* SOURCE:
····················

Asadorian v. Sayman

Decision Date06 April 1926
Docket NumberNo. 19135.,19135.
Citation282 S.W. 507
PartiesASADORIAN et al. v. SAYMAN.
CourtMissouri Court of Appeals

Appeal from St. Louis Circuit Court; Moses Hartman, Judge.

"Not to be officially published."

Action by Alexander H. Asadorian and another, copartners doing business as A. H. Asadorian & Co., against T. M. Sayman. Judgment for plaintiffs, and defendant appeals. Affirmed.

Hay & Flanagan and Charles E. Morrow, all of St. Louis, for appellant.

William G. Voorhees and Alphonso Howe, both of St. Louis, for respondents.

BENNICK, C.

This is an action brought by plaintiffs against defendant for the alleged conversion of certain rugs. The petition was originally in three counts, and upon a trial of the case, judgment was rendered for plaintiffs on all three counts, from which an appeal was taken by defendant to the Supreme Court, which court, by its decision reported in 233 S. W. 467, reversed the judgment outright as to counts 1 and 3, and reversed and remanded the judgment as to count 2. Upon the second trial of the case on such count the verdict was for plaintiffs in the sum of $1,200, with interest thereon in the sum of $877.60, aggregating $2,077.60, and judgment rendered thereon, from which defendant has appealed.

The petition alleged that on or about March 14, 1912, plaintiffs were the owners of a certain stock of rugs, 57 in number; that on said date defendant forcibly, willfully, wrongfully, and without color of right, entered the premises of plaintiffs, and took and carried away the said rugs, and unlawfully converted the same to his own use.

The answer was a general denial coupled with a plea of res adjudicate, in that by virtue of the judgment and decree of the Supreme Court it had been finally determined and adjudicated that plaintiffs had breached the provisions of the contract for the sale of rugs entered into between them and defendant, and that the defendant, therefore, had the right to take full possession, charge, and control of the business and premises of plaintiffs. The reply was conventional.

····················

* DATA PROVIDED:
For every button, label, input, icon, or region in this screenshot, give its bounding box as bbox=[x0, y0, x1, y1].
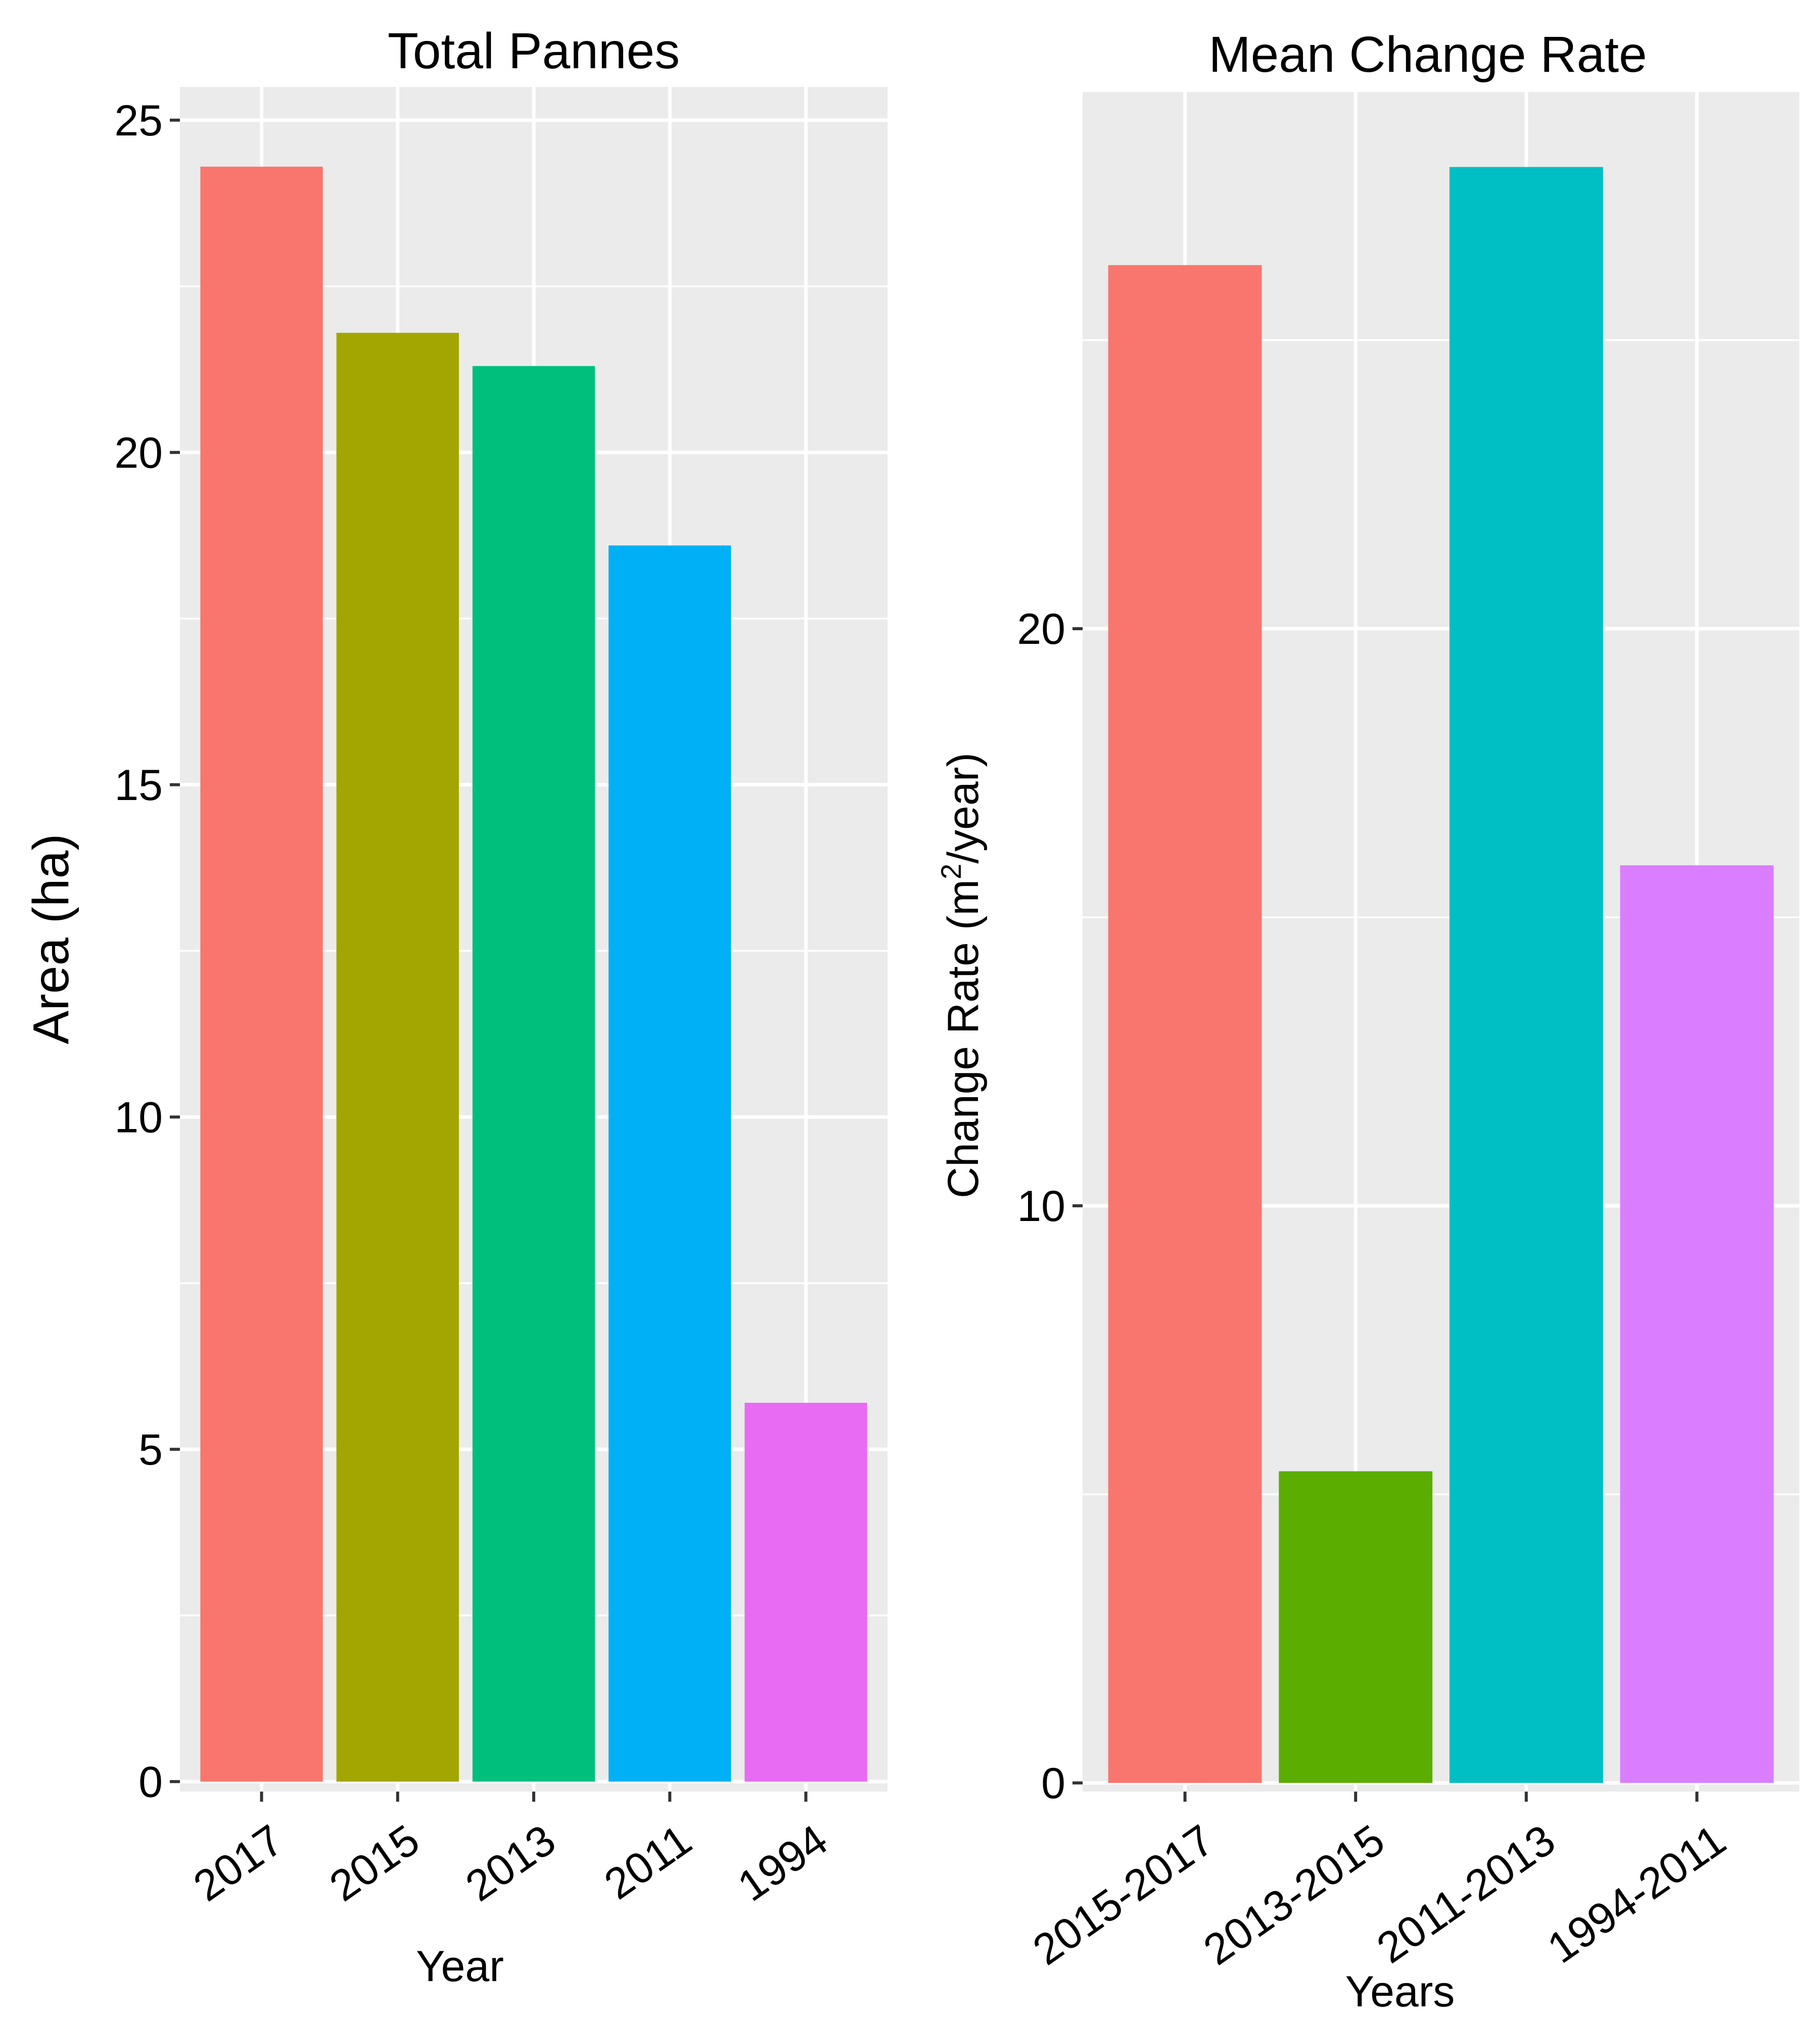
bar-2013 bbox=[472, 366, 595, 1782]
y-axis-title-part-2: /year) bbox=[939, 753, 988, 864]
bar-2011-2013 bbox=[1449, 167, 1603, 1783]
y-tick-label: 15 bbox=[114, 761, 163, 810]
bar-2011 bbox=[609, 545, 731, 1782]
y-axis-title-superscript: 2 bbox=[935, 864, 967, 879]
y-axis: 0 5 10 15 20 25 bbox=[114, 97, 180, 1806]
bar-2015-2017 bbox=[1108, 265, 1262, 1783]
bar-2015 bbox=[336, 333, 459, 1782]
y-axis-title: Change Rate (m2/year) bbox=[935, 753, 988, 1198]
y-tick-label: 20 bbox=[1017, 605, 1065, 653]
bars bbox=[1108, 167, 1774, 1783]
bar-2017 bbox=[200, 166, 323, 1782]
y-tick-label: 20 bbox=[114, 429, 163, 477]
bar-2013-2015 bbox=[1279, 1471, 1433, 1783]
y-tick-label: 0 bbox=[1041, 1759, 1065, 1808]
x-axis-title: Year bbox=[416, 1942, 504, 1991]
y-tick-label: 10 bbox=[114, 1093, 163, 1142]
bar-1994 bbox=[744, 1402, 867, 1782]
x-axis-title: Years bbox=[1345, 1967, 1455, 2016]
bars bbox=[200, 166, 867, 1782]
chart-title: Total Pannes bbox=[388, 23, 680, 79]
y-tick-label: 25 bbox=[114, 97, 163, 145]
y-axis-title: Area (ha) bbox=[23, 834, 79, 1045]
y-tick-label: 10 bbox=[1017, 1182, 1065, 1231]
y-tick-label: 0 bbox=[138, 1758, 163, 1806]
chart-title: Mean Change Rate bbox=[1208, 26, 1647, 83]
y-tick-label: 5 bbox=[138, 1426, 163, 1474]
y-axis-title-part-1: Change Rate (m bbox=[939, 879, 988, 1198]
y-axis: 0 10 20 bbox=[1017, 605, 1083, 1808]
bar-1994-2011 bbox=[1620, 865, 1774, 1783]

····················

* SHORT EXERCISE: Edit the passage of the Asadorian v. Sayman opinion that begins at the words "Action by Alexander" and stops after "Louis, for appellant.", writing it out with "Affirmed" changed to "Upheld". The records are separate from the court opinion and do not relate to it.

* RESPONSE:
Action by Alexander H. Asadorian and another, copartners doing business as A. H. Asadorian & Co., against T. M. Sayman. Judgment for plaintiffs, and defendant appeals. Upheld.

Hay & Flanagan and Charles E. Morrow, all of St. Louis, for appellant.